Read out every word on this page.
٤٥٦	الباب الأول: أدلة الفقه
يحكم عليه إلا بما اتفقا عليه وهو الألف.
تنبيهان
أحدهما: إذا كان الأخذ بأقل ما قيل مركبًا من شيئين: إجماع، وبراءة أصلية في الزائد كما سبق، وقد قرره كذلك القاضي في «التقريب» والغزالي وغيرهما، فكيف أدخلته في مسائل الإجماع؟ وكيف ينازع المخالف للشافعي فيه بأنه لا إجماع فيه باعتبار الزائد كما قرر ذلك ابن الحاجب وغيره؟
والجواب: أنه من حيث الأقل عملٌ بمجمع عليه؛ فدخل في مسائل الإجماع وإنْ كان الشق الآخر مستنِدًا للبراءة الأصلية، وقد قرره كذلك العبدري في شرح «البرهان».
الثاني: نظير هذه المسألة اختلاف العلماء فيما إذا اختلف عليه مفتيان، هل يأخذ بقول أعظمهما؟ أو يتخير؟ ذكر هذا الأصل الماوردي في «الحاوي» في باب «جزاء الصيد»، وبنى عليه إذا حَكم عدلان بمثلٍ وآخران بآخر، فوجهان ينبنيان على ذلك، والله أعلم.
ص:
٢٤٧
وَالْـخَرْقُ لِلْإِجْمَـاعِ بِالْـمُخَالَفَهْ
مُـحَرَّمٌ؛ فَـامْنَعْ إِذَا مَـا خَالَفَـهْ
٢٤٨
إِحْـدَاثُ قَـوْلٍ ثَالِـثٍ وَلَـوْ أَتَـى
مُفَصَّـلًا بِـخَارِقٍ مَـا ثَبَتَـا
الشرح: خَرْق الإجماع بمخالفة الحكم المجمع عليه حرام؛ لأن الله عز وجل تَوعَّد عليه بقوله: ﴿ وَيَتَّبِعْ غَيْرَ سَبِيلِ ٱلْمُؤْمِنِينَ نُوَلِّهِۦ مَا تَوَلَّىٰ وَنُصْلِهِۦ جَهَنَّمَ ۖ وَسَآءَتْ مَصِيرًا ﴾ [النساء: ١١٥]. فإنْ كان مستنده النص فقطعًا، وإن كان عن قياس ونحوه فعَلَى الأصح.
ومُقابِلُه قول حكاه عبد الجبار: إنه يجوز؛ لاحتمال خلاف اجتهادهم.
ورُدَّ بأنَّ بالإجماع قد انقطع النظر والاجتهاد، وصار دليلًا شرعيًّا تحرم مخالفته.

◇ ◇ ◇ ◇ ◇

Task statement ▸
Reproduce the data in its entirety, matching each character.

Expected output ▸
Read out every word on this page.
٤٥٦	الباب الأول: أدلة الفقه
يحكم عليه إلا بما اتفقا عليه وهو الألف.
تنبيهان
أحدهما: إذا كان الأخذ بأقل ما قيل مركبًا من شيئين: إجماع، وبراءة أصلية في الزائد كما سبق، وقد قرره كذلك القاضي في «التقريب» والغزالي وغيرهما، فكيف أدخلته في مسائل الإجماع؟ وكيف ينازع المخالف للشافعي فيه بأنه لا إجماع فيه باعتبار الزائد كما قرر ذلك ابن الحاجب وغيره؟
والجواب: أنه من حيث الأقل عملٌ بمجمع عليه؛ فدخل في مسائل الإجماع وإنْ كان الشق الآخر مستنِدًا للبراءة الأصلية، وقد قرره كذلك العبدري في شرح «البرهان».
الثاني: نظير هذه المسألة اختلاف العلماء فيما إذا اختلف عليه مفتيان، هل يأخذ بقول أعظمهما؟ أو يتخير؟ ذكر هذا الأصل الماوردي في «الحاوي» في باب «جزاء الصيد»، وبنى عليه إذا حَكم عدلان بمثلٍ وآخران بآخر، فوجهان ينبنيان على ذلك، والله أعلم.
ص:
٢٤٧
وَالْـخَرْقُ لِلْإِجْمَـاعِ بِالْـمُخَالَفَهْ
مُـحَرَّمٌ؛ فَـامْنَعْ إِذَا مَـا خَالَفَـهْ
٢٤٨
إِحْـدَاثُ قَـوْلٍ ثَالِـثٍ وَلَـوْ أَتَـى
مُفَصَّـلًا بِـخَارِقٍ مَـا ثَبَتَـا
الشرح: خَرْق الإجماع بمخالفة الحكم المجمع عليه حرام؛ لأن الله عز وجل تَوعَّد عليه بقوله: ﴿ وَيَتَّبِعْ غَيْرَ سَبِيلِ ٱلْمُؤْمِنِينَ نُوَلِّهِۦ مَا تَوَلَّىٰ وَنُصْلِهِۦ جَهَنَّمَ ۖ وَسَآءَتْ مَصِيرًا ﴾ [النساء: ١١٥]. فإنْ كان مستنده النص فقطعًا، وإن كان عن قياس ونحوه فعَلَى الأصح.
ومُقابِلُه قول حكاه عبد الجبار: إنه يجوز؛ لاحتمال خلاف اجتهادهم.
ورُدَّ بأنَّ بالإجماع قد انقطع النظر والاجتهاد، وصار دليلًا شرعيًّا تحرم مخالفته.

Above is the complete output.